» Task directions:
Restate all the material verbatim, except for the pictures.

## BEGIN Listed entries

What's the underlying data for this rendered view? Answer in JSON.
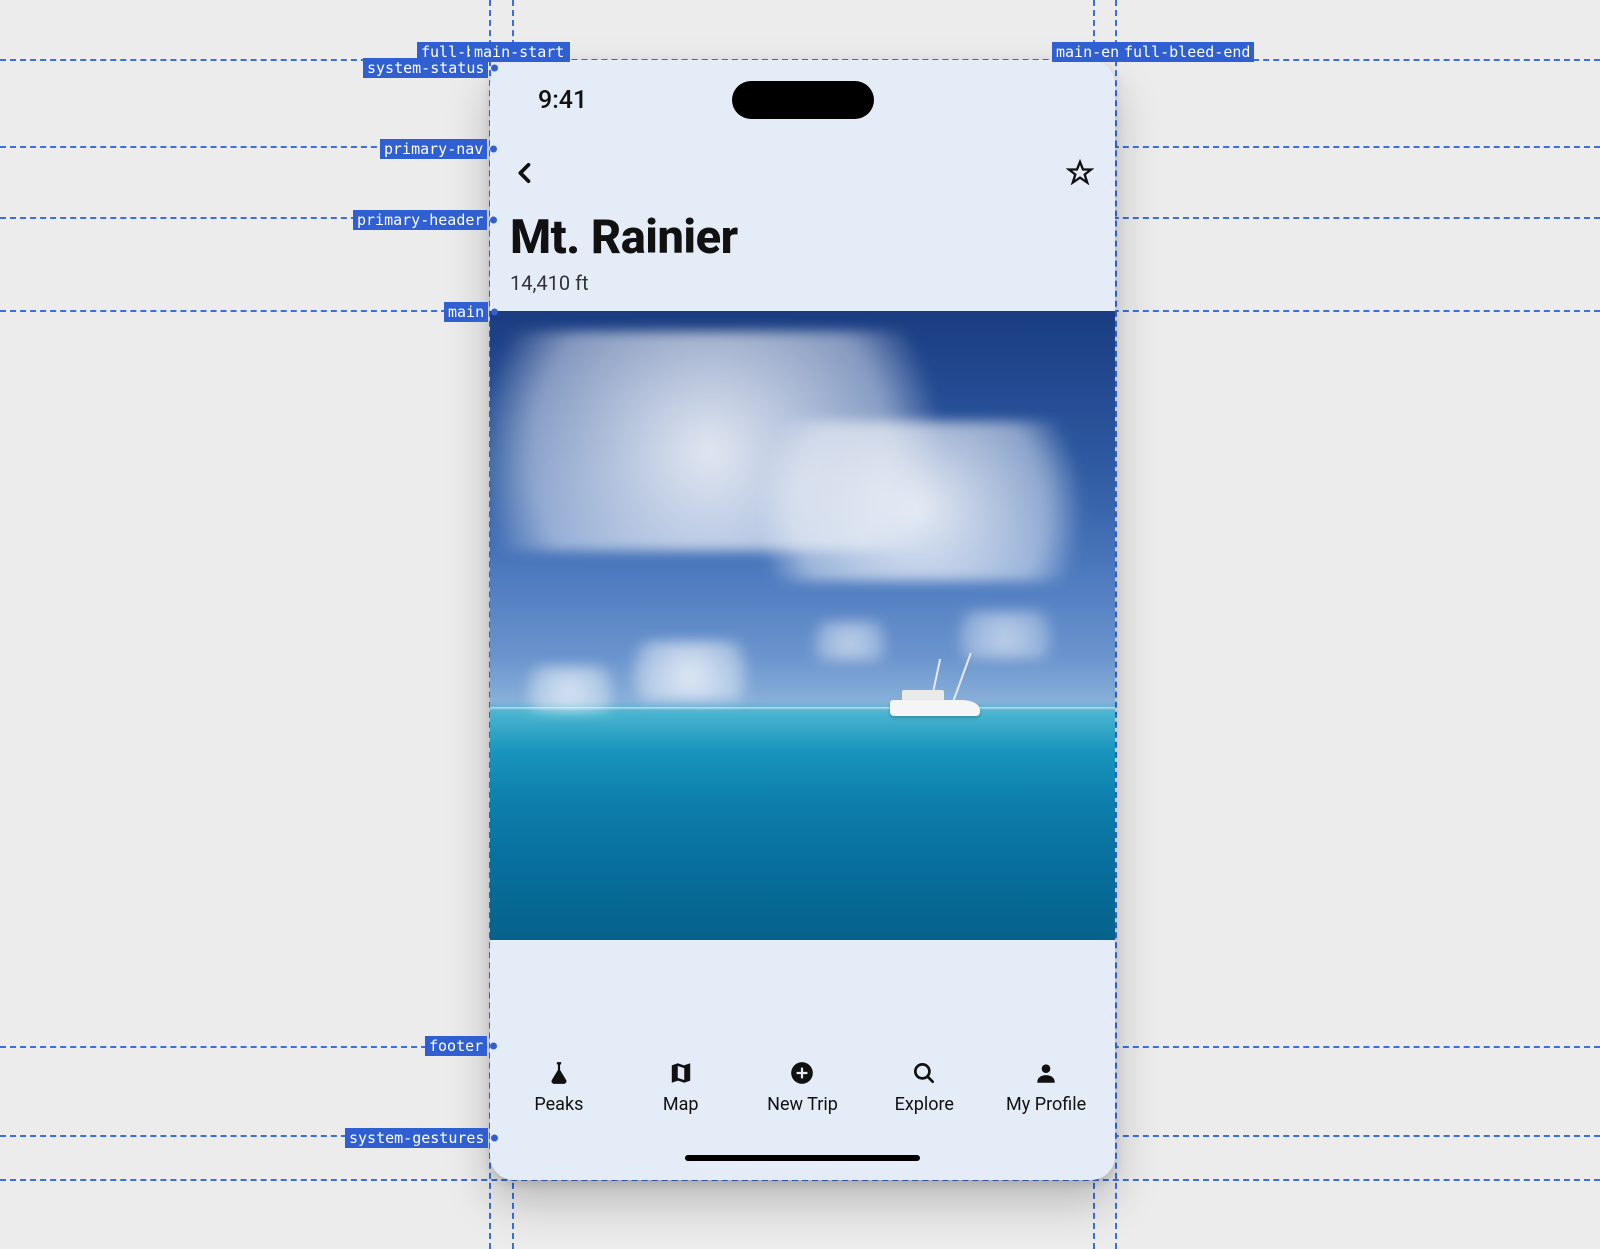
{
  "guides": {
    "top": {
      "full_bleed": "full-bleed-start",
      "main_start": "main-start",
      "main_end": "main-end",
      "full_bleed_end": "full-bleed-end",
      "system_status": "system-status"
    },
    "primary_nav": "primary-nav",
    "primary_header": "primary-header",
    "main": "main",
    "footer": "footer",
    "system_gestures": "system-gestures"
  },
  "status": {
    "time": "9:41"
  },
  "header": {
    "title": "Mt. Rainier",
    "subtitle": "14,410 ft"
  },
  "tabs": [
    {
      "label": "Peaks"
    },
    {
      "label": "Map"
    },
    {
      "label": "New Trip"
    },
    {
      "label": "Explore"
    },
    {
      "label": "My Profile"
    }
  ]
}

## END Listed entries

» Task output:
What's the underlying data for this rendered view? Answer in JSON.
{
  "guides": {
    "top": {
      "full_bleed": "full-bleed-start",
      "main_start": "main-start",
      "main_end": "main-end",
      "full_bleed_end": "full-bleed-end",
      "system_status": "system-status"
    },
    "primary_nav": "primary-nav",
    "primary_header": "primary-header",
    "main": "main",
    "footer": "footer",
    "system_gestures": "system-gestures"
  },
  "status": {
    "time": "9:41"
  },
  "header": {
    "title": "Mt. Rainier",
    "subtitle": "14,410 ft"
  },
  "tabs": [
    {
      "label": "Peaks"
    },
    {
      "label": "Map"
    },
    {
      "label": "New Trip"
    },
    {
      "label": "Explore"
    },
    {
      "label": "My Profile"
    }
  ]
}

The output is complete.